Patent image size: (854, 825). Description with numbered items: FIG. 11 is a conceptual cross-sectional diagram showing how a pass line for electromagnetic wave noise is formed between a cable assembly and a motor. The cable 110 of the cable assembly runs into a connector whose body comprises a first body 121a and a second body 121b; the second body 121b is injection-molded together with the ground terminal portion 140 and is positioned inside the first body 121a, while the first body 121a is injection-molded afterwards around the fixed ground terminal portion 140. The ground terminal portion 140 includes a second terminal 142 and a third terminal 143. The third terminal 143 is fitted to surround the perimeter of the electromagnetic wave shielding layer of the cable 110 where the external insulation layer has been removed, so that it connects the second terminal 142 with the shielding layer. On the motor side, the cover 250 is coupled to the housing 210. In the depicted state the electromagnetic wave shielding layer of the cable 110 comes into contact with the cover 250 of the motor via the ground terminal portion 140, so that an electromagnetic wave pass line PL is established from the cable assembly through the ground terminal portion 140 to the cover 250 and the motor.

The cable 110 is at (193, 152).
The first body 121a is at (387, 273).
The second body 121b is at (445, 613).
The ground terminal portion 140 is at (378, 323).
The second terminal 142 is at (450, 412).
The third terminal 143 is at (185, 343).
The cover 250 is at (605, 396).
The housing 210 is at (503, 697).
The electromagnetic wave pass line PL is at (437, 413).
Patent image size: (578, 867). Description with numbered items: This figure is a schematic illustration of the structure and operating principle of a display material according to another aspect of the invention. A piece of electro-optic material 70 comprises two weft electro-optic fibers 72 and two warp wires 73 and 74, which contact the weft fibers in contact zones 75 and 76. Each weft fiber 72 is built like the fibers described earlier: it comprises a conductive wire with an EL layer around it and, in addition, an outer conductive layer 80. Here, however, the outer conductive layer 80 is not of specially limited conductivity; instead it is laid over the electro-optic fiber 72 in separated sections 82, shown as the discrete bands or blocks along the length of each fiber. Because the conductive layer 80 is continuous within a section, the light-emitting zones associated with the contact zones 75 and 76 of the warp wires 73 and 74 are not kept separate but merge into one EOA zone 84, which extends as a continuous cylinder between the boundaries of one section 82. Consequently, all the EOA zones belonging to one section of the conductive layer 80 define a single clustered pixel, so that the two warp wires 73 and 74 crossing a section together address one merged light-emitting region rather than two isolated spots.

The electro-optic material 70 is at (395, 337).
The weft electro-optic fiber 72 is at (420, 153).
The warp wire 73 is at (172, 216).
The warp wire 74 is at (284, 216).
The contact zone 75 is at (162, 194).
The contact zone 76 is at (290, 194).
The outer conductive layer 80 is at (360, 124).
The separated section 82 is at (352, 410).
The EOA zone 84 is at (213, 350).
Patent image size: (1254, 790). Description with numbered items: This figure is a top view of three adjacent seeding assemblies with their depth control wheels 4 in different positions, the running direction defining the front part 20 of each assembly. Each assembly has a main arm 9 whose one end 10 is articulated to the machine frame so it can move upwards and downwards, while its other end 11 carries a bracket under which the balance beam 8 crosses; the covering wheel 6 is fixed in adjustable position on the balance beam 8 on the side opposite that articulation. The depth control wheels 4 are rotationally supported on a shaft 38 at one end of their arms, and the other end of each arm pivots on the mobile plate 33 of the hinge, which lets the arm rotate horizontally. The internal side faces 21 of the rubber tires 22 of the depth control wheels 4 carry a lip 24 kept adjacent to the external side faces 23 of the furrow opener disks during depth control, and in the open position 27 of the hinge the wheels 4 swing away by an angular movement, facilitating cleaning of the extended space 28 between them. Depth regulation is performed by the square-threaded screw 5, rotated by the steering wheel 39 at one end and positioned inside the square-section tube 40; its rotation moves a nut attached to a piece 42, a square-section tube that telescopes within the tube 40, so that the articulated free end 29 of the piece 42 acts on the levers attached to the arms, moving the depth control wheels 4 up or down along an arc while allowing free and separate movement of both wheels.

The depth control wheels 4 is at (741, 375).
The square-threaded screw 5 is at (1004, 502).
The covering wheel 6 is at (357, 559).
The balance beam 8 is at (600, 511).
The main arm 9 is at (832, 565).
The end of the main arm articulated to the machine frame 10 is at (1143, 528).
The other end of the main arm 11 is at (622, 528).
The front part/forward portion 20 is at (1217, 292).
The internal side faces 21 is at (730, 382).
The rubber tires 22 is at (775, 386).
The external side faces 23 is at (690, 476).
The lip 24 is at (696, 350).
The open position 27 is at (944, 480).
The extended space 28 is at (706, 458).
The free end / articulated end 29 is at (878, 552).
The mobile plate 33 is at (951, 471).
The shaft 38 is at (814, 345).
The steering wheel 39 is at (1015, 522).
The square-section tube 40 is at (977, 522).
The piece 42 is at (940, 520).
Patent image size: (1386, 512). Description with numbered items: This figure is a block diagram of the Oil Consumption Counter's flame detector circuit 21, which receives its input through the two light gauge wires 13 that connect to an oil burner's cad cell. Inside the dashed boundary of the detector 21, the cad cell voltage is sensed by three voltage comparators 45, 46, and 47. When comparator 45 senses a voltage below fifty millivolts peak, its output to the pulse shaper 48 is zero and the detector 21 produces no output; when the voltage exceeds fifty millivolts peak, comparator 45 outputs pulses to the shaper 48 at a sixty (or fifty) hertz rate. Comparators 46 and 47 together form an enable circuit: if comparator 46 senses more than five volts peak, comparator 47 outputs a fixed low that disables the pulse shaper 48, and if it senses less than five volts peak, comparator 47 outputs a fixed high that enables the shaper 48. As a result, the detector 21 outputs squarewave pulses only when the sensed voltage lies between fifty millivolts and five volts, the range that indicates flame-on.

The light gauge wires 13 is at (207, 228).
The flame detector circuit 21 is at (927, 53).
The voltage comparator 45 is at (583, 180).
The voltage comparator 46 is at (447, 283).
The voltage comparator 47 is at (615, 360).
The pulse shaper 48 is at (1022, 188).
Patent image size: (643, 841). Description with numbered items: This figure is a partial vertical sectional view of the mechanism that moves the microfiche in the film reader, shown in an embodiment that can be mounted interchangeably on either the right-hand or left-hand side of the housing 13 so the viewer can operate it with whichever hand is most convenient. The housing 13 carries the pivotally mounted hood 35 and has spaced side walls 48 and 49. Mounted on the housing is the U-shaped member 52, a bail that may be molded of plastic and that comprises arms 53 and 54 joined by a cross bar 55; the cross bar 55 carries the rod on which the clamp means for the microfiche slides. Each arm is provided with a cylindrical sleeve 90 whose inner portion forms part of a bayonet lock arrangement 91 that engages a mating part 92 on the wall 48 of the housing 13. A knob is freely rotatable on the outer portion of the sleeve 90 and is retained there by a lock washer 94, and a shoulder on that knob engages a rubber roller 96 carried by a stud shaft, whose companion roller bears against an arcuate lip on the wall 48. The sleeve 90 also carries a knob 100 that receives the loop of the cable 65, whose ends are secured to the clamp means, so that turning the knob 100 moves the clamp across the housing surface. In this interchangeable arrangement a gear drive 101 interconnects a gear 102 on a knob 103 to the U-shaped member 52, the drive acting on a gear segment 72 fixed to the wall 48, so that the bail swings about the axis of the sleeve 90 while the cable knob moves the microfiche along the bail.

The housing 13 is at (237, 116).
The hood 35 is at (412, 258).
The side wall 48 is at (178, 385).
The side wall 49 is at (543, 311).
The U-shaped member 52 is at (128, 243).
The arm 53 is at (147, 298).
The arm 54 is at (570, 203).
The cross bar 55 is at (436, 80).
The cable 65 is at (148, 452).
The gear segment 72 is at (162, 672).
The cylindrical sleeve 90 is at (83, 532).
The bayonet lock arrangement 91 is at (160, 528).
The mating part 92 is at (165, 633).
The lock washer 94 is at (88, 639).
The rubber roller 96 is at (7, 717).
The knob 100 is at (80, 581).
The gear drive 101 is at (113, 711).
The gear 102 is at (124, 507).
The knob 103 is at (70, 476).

**OBJECTIVE**. Give all of the material above as a two-column CSV with the headers description and positions. Use one row for each text and its answer, putting each in a single quoted field with line breaks replaced by spaces.

**SOLUTION TO THIS EXERCISE**.
description,positions
"Patent image size: (854, 825). Description with numbered items: FIG. 11 is a conceptual cross-sectional diagram showing how a pass line for electromagnetic wave noise is formed between a cable assembly and a motor. The cable 110 of the cable assembly runs into a connector whose body comprises a first body 121a and a second body 121b; the second body 121b is injection-molded together with the ground terminal portion 140 and is positioned inside the first body 121a, while the first body 121a is injection-molded afterwards around the fixed ground terminal portion 140. The ground terminal portion 140 includes a second terminal 142 and a third terminal 143. The third terminal 143 is fitted to surround the perimeter of the electromagnetic wave shielding layer of the cable 110 where the external insulation layer has been removed, so that it connects the second terminal 142 with the shielding layer. On the motor side, the cover 250 is coupled to the housing 210. In the depicted state the electromagnetic wave shielding layer of the cable 110 comes into contact with the cover 250 of the motor via the ground terminal portion 140, so that an electromagnetic wave pass line PL is established from the cable assembly through the ground terminal portion 140 to the cover 250 and the motor.","The cable 110 is at (193, 152). The first body 121a is at (387, 273). The second body 121b is at (445, 613). The ground terminal portion 140 is at (378, 323). The second terminal 142 is at (450, 412). The third terminal 143 is at (185, 343). The cover 250 is at (605, 396). The housing 210 is at (503, 697). The electromagnetic wave pass line PL is at (437, 413)."
"Patent image size: (578, 867). Description with numbered items: This figure is a schematic illustration of the structure and operating principle of a display material according to another aspect of the invention. A piece of electro-optic material 70 comprises two weft electro-optic fibers 72 and two warp wires 73 and 74, which contact the weft fibers in contact zones 75 and 76. Each weft fiber 72 is built like the fibers described earlier: it comprises a conductive wire with an EL layer around it and, in addition, an outer conductive layer 80. Here, however, the outer conductive layer 80 is not of specially limited conductivity; instead it is laid over the electro-optic fiber 72 in separated sections 82, shown as the discrete bands or blocks along the length of each fiber. Because the conductive layer 80 is continuous within a section, the light-emitting zones associated with the contact zones 75 and 76 of the warp wires 73 and 74 are not kept separate but merge into one EOA zone 84, which extends as a continuous cylinder between the boundaries of one section 82. Consequently, all the EOA zones belonging to one section of the conductive layer 80 define a single clustered pixel, so that the two warp wires 73 and 74 crossing a section together address one merged light-emitting region rather than two isolated spots.","The electro-optic material 70 is at (395, 337). The weft electro-optic fiber 72 is at (420, 153). The warp wire 73 is at (172, 216). The warp wire 74 is at (284, 216). The contact zone 75 is at (162, 194). The contact zone 76 is at (290, 194). The outer conductive layer 80 is at (360, 124). The separated section 82 is at (352, 410). The EOA zone 84 is at (213, 350)."
"Patent image size: (1254, 790). Description with numbered items: This figure is a top view of three adjacent seeding assemblies with their depth control wheels 4 in different positions, the running direction defining the front part 20 of each assembly. Each assembly has a main arm 9 whose one end 10 is articulated to the machine frame so it can move upwards and downwards, while its other end 11 carries a bracket under which the balance beam 8 crosses; the covering wheel 6 is fixed in adjustable position on the balance beam 8 on the side opposite that articulation. The depth control wheels 4 are rotationally supported on a shaft 38 at one end of their arms, and the other end of each arm pivots on the mobile plate 33 of the hinge, which lets the arm rotate horizontally. The internal side faces 21 of the rubber tires 22 of the depth control wheels 4 carry a lip 24 kept adjacent to the external side faces 23 of the furrow opener disks during depth control, and in the open position 27 of the hinge the wheels 4 swing away by an angular movement, facilitating cleaning of the extended space 28 between them. Depth regulation is performed by the square-threaded screw 5, rotated by the steering wheel 39 at one end and positioned inside the square-section tube 40; its rotation moves a nut attached to a piece 42, a square-section tube that telescopes within the tube 40, so that the articulated free end 29 of the piece 42 acts on the levers attached to the arms, moving the depth control wheels 4 up or down along an arc while allowing free and separate movement of both wheels.","The depth control wheels 4 is at (741, 375). The square-threaded screw 5 is at (1004, 502). The covering wheel 6 is at (357, 559). The balance beam 8 is at (600, 511). The main arm 9 is at (832, 565). The end of the main arm articulated to the machine frame 10 is at (1143, 528). The other end of the main arm 11 is at (622, 528). The front part/forward portion 20 is at (1217, 292). The internal side faces 21 is at (730, 382). The rubber tires 22 is at (775, 386). The external side faces 23 is at (690, 476). The lip 24 is at (696, 350). The open position 27 is at (944, 480). The extended space 28 is at (706, 458). The free end / articulated end 29 is at (878, 552). The mobile plate 33 is at (951, 471). The shaft 38 is at (814, 345). The steering wheel 39 is at (1015, 522). The square-section tube 40 is at (977, 522). The piece 42 is at (940, 520)."
"Patent image size: (1386, 512). Description with numbered items: This figure is a block diagram of the Oil Consumption Counter's flame detector circuit 21, which receives its input through the two light gauge wires 13 that connect to an oil burner's cad cell. Inside the dashed boundary of the detector 21, the cad cell voltage is sensed by three voltage comparators 45, 46, and 47. When comparator 45 senses a voltage below fifty millivolts peak, its output to the pulse shaper 48 is zero and the detector 21 produces no output; when the voltage exceeds fifty millivolts peak, comparator 45 outputs pulses to the shaper 48 at a sixty (or fifty) hertz rate. Comparators 46 and 47 together form an enable circuit: if comparator 46 senses more than five volts peak, comparator 47 outputs a fixed low that disables the pulse shaper 48, and if it senses less than five volts peak, comparator 47 outputs a fixed high that enables the shaper 48. As a result, the detector 21 outputs squarewave pulses only when the sensed voltage lies between fifty millivolts and five volts, the range that indicates flame-on.","The light gauge wires 13 is at (207, 228). The flame detector circuit 21 is at (927, 53). The voltage comparator 45 is at (583, 180). The voltage comparator 46 is at (447, 283). The voltage comparator 47 is at (615, 360). The pulse shaper 48 is at (1022, 188)."
"Patent image size: (643, 841). Description with numbered items: This figure is a partial vertical sectional view of the mechanism that moves the microfiche in the film reader, shown in an embodiment that can be mounted interchangeably on either the right-hand or left-hand side of the housing 13 so the viewer can operate it with whichever hand is most convenient. The housing 13 carries the pivotally mounted hood 35 and has spaced side walls 48 and 49. Mounted on the housing is the U-shaped member 52, a bail that may be molded of plastic and that comprises arms 53 and 54 joined by a cross bar 55; the cross bar 55 carries the rod on which the clamp means for the microfiche slides. Each arm is provided with a cylindrical sleeve 90 whose inner portion forms part of a bayonet lock arrangement 91 that engages a mating part 92 on the wall 48 of the housing 13. A knob is freely rotatable on the outer portion of the sleeve 90 and is retained there by a lock washer 94, and a shoulder on that knob engages a rubber roller 96 carried by a stud shaft, whose companion roller bears against an arcuate lip on the wall 48. The sleeve 90 also carries a knob 100 that receives the loop of the cable 65, whose ends are secured to the clamp means, so that turning the knob 100 moves the clamp across the housing surface. In this interchangeable arrangement a gear drive 101 interconnects a gear 102 on a knob 103 to the U-shaped member 52, the drive acting on a gear segment 72 fixed to the wall 48, so that the bail swings about the axis of the sleeve 90 while the cable knob moves the microfiche along the bail.","The housing 13 is at (237, 116). The hood 35 is at (412, 258). The side wall 48 is at (178, 385). The side wall 49 is at (543, 311). The U-shaped member 52 is at (128, 243). The arm 53 is at (147, 298). The arm 54 is at (570, 203). The cross bar 55 is at (436, 80). The cable 65 is at (148, 452). The gear segment 72 is at (162, 672). The cylindrical sleeve 90 is at (83, 532). The bayonet lock arrangement 91 is at (160, 528). The mating part 92 is at (165, 633). The lock washer 94 is at (88, 639). The rubber roller 96 is at (7, 717). The knob 100 is at (80, 581). The gear drive 101 is at (113, 711). The gear 102 is at (124, 507). The knob 103 is at (70, 476)."